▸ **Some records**
□ □ □ □ □

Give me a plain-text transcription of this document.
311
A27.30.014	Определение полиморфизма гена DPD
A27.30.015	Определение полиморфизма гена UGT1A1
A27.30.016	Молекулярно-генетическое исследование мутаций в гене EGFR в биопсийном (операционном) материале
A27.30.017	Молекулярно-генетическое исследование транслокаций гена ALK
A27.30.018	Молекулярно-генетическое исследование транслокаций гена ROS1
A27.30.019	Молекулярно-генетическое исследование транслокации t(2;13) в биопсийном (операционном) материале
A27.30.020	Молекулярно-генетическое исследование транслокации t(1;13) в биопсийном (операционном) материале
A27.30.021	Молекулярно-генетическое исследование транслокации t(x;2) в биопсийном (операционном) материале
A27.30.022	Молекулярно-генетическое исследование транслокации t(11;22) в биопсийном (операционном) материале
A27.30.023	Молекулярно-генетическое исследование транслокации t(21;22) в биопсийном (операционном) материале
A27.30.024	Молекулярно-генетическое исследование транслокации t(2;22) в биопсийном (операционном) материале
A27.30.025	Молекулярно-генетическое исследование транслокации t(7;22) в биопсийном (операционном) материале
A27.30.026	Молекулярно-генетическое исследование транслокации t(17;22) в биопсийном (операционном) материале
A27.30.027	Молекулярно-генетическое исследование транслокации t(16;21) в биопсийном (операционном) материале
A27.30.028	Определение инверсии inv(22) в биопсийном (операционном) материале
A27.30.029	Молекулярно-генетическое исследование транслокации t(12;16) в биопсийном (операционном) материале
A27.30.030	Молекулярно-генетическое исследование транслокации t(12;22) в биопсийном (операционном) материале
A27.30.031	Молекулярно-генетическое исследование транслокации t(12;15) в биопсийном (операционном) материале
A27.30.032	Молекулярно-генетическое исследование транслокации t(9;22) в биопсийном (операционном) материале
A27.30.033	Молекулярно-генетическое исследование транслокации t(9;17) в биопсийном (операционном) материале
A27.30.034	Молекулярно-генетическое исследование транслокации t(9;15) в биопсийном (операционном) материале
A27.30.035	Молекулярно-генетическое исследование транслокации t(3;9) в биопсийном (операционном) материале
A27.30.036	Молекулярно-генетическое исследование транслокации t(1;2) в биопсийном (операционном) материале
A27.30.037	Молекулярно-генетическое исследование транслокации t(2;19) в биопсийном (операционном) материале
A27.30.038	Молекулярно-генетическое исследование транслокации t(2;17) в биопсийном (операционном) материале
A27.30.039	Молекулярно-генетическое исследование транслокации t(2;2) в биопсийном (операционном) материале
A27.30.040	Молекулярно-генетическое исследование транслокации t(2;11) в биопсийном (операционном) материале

□ □ □ □ □

▸ **Short exercise**
Write down all the entries again without a single difference.

▸ **Full output**
Give me a plain-text transcription of this document.
311
A27.30.014	Определение полиморфизма гена DPD
A27.30.015	Определение полиморфизма гена UGT1A1
A27.30.016	Молекулярно-генетическое исследование мутаций в гене EGFR в биопсийном (операционном) материале
A27.30.017	Молекулярно-генетическое исследование транслокаций гена ALK
A27.30.018	Молекулярно-генетическое исследование транслокаций гена ROS1
A27.30.019	Молекулярно-генетическое исследование транслокации t(2;13) в биопсийном (операционном) материале
A27.30.020	Молекулярно-генетическое исследование транслокации t(1;13) в биопсийном (операционном) материале
A27.30.021	Молекулярно-генетическое исследование транслокации t(x;2) в биопсийном (операционном) материале
A27.30.022	Молекулярно-генетическое исследование транслокации t(11;22) в биопсийном (операционном) материале
A27.30.023	Молекулярно-генетическое исследование транслокации t(21;22) в биопсийном (операционном) материале
A27.30.024	Молекулярно-генетическое исследование транслокации t(2;22) в биопсийном (операционном) материале
A27.30.025	Молекулярно-генетическое исследование транслокации t(7;22) в биопсийном (операционном) материале
A27.30.026	Молекулярно-генетическое исследование транслокации t(17;22) в биопсийном (операционном) материале
A27.30.027	Молекулярно-генетическое исследование транслокации t(16;21) в биопсийном (операционном) материале
A27.30.028	Определение инверсии inv(22) в биопсийном (операционном) материале
A27.30.029	Молекулярно-генетическое исследование транслокации t(12;16) в биопсийном (операционном) материале
A27.30.030	Молекулярно-генетическое исследование транслокации t(12;22) в биопсийном (операционном) материале
A27.30.031	Молекулярно-генетическое исследование транслокации t(12;15) в биопсийном (операционном) материале
A27.30.032	Молекулярно-генетическое исследование транслокации t(9;22) в биопсийном (операционном) материале
A27.30.033	Молекулярно-генетическое исследование транслокации t(9;17) в биопсийном (операционном) материале
A27.30.034	Молекулярно-генетическое исследование транслокации t(9;15) в биопсийном (операционном) материале
A27.30.035	Молекулярно-генетическое исследование транслокации t(3;9) в биопсийном (операционном) материале
A27.30.036	Молекулярно-генетическое исследование транслокации t(1;2) в биопсийном (операционном) материале
A27.30.037	Молекулярно-генетическое исследование транслокации t(2;19) в биопсийном (операционном) материале
A27.30.038	Молекулярно-генетическое исследование транслокации t(2;17) в биопсийном (операционном) материале
A27.30.039	Молекулярно-генетическое исследование транслокации t(2;2) в биопсийном (операционном) материале
A27.30.040	Молекулярно-генетическое исследование транслокации t(2;11) в биопсийном (операционном) материале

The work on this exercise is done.